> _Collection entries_
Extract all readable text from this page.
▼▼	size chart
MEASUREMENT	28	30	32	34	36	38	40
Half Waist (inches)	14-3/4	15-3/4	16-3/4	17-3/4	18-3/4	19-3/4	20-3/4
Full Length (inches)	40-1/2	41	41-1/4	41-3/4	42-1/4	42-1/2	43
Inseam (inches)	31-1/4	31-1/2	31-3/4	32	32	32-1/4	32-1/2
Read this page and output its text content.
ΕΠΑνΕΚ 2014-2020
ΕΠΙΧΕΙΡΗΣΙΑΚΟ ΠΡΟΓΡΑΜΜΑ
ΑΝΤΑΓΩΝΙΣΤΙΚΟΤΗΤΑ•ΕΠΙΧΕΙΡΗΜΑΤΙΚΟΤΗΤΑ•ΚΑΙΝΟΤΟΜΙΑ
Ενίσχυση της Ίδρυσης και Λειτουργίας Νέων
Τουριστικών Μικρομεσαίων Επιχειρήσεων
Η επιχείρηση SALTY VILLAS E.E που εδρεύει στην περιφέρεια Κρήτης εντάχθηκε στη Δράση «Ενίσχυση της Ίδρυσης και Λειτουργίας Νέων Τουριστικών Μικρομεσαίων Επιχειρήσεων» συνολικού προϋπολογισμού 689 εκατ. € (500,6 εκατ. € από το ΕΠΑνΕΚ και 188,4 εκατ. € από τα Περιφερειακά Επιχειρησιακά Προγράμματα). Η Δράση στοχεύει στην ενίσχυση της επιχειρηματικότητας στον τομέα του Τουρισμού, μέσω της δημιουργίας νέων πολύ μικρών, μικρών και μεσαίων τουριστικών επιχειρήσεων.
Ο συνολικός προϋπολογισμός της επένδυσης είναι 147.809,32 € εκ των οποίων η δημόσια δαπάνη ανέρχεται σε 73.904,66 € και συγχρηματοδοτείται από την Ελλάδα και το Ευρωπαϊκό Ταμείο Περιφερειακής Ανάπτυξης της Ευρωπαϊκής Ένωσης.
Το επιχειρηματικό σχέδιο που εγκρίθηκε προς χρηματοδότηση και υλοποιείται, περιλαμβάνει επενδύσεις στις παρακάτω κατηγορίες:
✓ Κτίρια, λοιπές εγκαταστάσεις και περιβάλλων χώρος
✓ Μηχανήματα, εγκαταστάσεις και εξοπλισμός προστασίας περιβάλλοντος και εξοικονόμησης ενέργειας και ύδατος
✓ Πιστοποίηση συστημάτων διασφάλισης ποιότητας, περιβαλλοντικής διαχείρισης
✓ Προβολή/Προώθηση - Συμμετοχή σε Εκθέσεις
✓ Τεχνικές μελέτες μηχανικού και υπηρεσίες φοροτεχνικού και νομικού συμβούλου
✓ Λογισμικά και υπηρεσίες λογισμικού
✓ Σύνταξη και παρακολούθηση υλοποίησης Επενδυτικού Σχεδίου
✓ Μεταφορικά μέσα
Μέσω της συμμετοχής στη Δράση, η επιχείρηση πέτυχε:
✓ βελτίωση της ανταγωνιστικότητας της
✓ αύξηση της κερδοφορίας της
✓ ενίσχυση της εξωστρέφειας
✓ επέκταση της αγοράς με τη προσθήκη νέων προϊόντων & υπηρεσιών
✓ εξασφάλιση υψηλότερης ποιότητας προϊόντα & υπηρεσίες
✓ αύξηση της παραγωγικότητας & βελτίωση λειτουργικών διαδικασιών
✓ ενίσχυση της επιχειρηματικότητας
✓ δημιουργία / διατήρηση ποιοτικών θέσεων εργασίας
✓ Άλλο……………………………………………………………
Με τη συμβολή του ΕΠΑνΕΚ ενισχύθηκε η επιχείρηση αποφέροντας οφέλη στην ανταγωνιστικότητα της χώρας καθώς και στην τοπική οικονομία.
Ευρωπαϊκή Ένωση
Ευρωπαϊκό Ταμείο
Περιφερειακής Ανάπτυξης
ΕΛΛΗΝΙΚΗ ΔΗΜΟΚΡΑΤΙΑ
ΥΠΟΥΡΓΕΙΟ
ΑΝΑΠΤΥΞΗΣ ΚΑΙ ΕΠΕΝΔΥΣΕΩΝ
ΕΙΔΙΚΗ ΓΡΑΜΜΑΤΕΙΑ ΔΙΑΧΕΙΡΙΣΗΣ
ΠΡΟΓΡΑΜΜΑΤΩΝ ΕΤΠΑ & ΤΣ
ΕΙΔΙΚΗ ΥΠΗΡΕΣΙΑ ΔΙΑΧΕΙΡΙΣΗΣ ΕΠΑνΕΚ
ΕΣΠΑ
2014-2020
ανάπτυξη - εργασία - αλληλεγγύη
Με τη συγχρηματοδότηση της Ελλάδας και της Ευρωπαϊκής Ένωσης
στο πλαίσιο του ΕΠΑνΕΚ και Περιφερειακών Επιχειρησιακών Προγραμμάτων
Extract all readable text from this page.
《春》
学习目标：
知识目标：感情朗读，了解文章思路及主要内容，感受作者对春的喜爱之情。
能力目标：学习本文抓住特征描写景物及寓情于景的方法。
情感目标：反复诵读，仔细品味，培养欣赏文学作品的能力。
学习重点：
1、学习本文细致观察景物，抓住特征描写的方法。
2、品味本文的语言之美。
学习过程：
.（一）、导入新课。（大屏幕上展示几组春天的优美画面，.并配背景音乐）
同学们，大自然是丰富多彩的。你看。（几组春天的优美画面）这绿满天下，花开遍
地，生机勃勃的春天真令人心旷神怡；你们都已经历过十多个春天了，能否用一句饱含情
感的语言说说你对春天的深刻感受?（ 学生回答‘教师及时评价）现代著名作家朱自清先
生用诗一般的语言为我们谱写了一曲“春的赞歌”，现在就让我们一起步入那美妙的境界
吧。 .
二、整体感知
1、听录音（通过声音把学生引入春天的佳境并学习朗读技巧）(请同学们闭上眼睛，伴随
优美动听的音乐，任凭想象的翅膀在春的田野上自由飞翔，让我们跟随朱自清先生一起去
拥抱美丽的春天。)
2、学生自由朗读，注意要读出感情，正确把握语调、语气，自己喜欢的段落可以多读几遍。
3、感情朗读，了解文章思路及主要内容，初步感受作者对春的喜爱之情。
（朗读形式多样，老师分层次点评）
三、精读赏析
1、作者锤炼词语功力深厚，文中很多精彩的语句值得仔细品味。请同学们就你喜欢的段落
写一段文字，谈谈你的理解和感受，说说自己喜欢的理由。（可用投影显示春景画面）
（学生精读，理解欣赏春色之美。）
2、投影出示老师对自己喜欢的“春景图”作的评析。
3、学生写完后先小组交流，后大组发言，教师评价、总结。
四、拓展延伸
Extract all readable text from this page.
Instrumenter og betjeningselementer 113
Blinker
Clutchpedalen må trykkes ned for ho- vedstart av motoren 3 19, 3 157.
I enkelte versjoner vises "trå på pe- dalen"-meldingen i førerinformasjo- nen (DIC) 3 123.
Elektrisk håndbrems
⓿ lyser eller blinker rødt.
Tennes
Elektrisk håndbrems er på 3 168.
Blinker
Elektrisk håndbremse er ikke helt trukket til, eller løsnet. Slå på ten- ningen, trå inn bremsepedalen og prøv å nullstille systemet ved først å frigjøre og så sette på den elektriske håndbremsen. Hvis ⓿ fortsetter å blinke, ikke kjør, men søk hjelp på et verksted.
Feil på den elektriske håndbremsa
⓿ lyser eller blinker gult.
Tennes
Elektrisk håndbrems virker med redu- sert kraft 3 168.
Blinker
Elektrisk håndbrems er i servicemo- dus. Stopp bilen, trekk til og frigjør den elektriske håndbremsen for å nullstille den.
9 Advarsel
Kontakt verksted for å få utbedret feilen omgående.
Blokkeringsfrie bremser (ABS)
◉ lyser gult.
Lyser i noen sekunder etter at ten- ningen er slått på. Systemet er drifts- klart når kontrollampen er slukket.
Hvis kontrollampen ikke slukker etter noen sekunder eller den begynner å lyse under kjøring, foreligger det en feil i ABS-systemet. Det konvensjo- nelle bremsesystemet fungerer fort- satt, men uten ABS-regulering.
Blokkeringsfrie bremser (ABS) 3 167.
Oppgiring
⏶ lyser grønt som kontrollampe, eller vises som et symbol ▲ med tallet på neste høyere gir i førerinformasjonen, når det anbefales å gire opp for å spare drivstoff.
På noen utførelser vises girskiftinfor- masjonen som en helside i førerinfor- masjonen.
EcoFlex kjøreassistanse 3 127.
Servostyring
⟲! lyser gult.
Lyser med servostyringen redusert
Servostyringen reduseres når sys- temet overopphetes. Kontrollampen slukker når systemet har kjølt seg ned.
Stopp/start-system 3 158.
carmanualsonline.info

> _Your goal_
Tally how many lines of the records hold the word "verksted". Answer with the number only.

> _Result for this task_
2